Short problem —
Output every line exactly as written. Leave out pictures.

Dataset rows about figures
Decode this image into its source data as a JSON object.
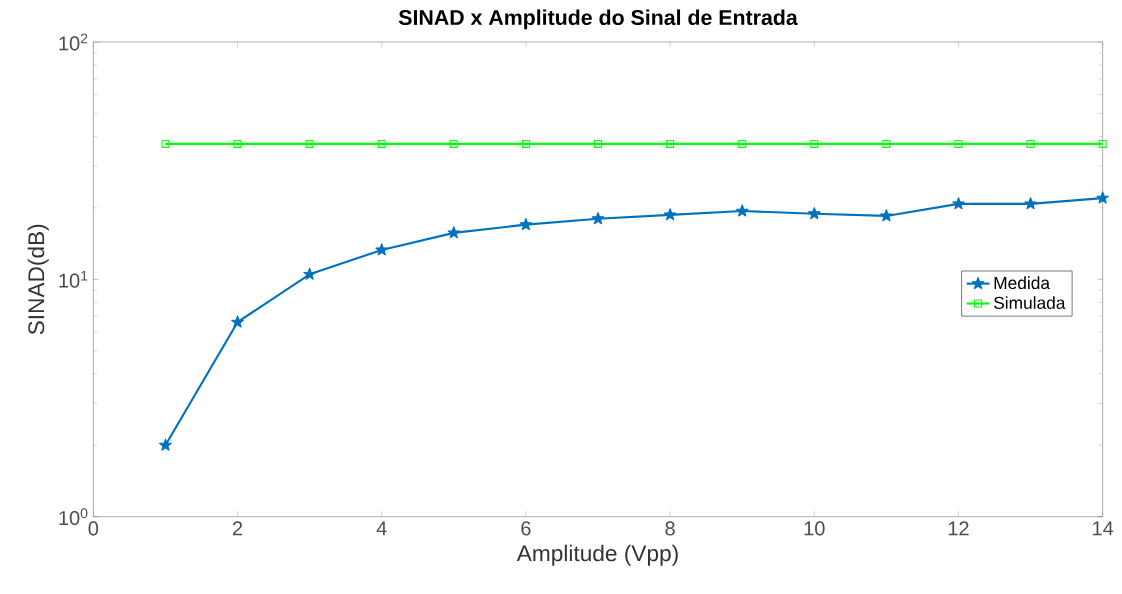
{
  "chart_data": {
    "type": "line",
    "title": "SINAD x Amplitude do Sinal de Entrada",
    "xlabel": "Amplitude (Vpp)",
    "ylabel": "SINAD(dB)",
    "x": [
      1,
      2,
      3,
      4,
      5,
      6,
      7,
      8,
      9,
      10,
      11,
      12,
      13,
      14
    ],
    "series": [
      {
        "name": "Medida",
        "color": "#0072bd",
        "marker": "star",
        "values": [
          2.0,
          6.6,
          10.5,
          13.3,
          15.7,
          17.0,
          18.0,
          18.7,
          19.4,
          18.9,
          18.5,
          20.8,
          20.8,
          22.0
        ]
      },
      {
        "name": "Simulada",
        "color": "#00ff00",
        "marker": "square",
        "values": [
          37.2,
          37.2,
          37.2,
          37.2,
          37.2,
          37.2,
          37.2,
          37.2,
          37.2,
          37.2,
          37.2,
          37.2,
          37.2,
          37.2
        ]
      }
    ],
    "log": "y",
    "xlim": [
      0,
      14
    ],
    "ylim": [
      1,
      100
    ],
    "xticks": [
      0,
      2,
      4,
      6,
      8,
      10,
      12,
      14
    ],
    "yticks": [
      {
        "value": 1,
        "label": "10$^{0}$"
      },
      {
        "value": 10,
        "label": "10$^{1}$"
      },
      {
        "value": 100,
        "label": "10$^{2}$"
      }
    ],
    "grid": false,
    "legend": "right",
    "line_style": "solid"
  }
}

Worked solution —
Decode this image into its source data as a JSON object.
{
  "chart_data": {
    "type": "line",
    "title": "SINAD x Amplitude do Sinal de Entrada",
    "xlabel": "Amplitude (Vpp)",
    "ylabel": "SINAD(dB)",
    "x": [
      1,
      2,
      3,
      4,
      5,
      6,
      7,
      8,
      9,
      10,
      11,
      12,
      13,
      14
    ],
    "series": [
      {
        "name": "Medida",
        "color": "#0072bd",
        "marker": "star",
        "values": [
          2.0,
          6.6,
          10.5,
          13.3,
          15.7,
          17.0,
          18.0,
          18.7,
          19.4,
          18.9,
          18.5,
          20.8,
          20.8,
          22.0
        ]
      },
      {
        "name": "Simulada",
        "color": "#00ff00",
        "marker": "square",
        "values": [
          37.2,
          37.2,
          37.2,
          37.2,
          37.2,
          37.2,
          37.2,
          37.2,
          37.2,
          37.2,
          37.2,
          37.2,
          37.2,
          37.2
        ]
      }
    ],
    "log": "y",
    "xlim": [
      0,
      14
    ],
    "ylim": [
      1,
      100
    ],
    "xticks": [
      0,
      2,
      4,
      6,
      8,
      10,
      12,
      14
    ],
    "yticks": [
      {
        "value": 1,
        "label": "10$^{0}$"
      },
      {
        "value": 10,
        "label": "10$^{1}$"
      },
      {
        "value": 100,
        "label": "10$^{2}$"
      }
    ],
    "grid": false,
    "legend": "right",
    "line_style": "solid"
  }
}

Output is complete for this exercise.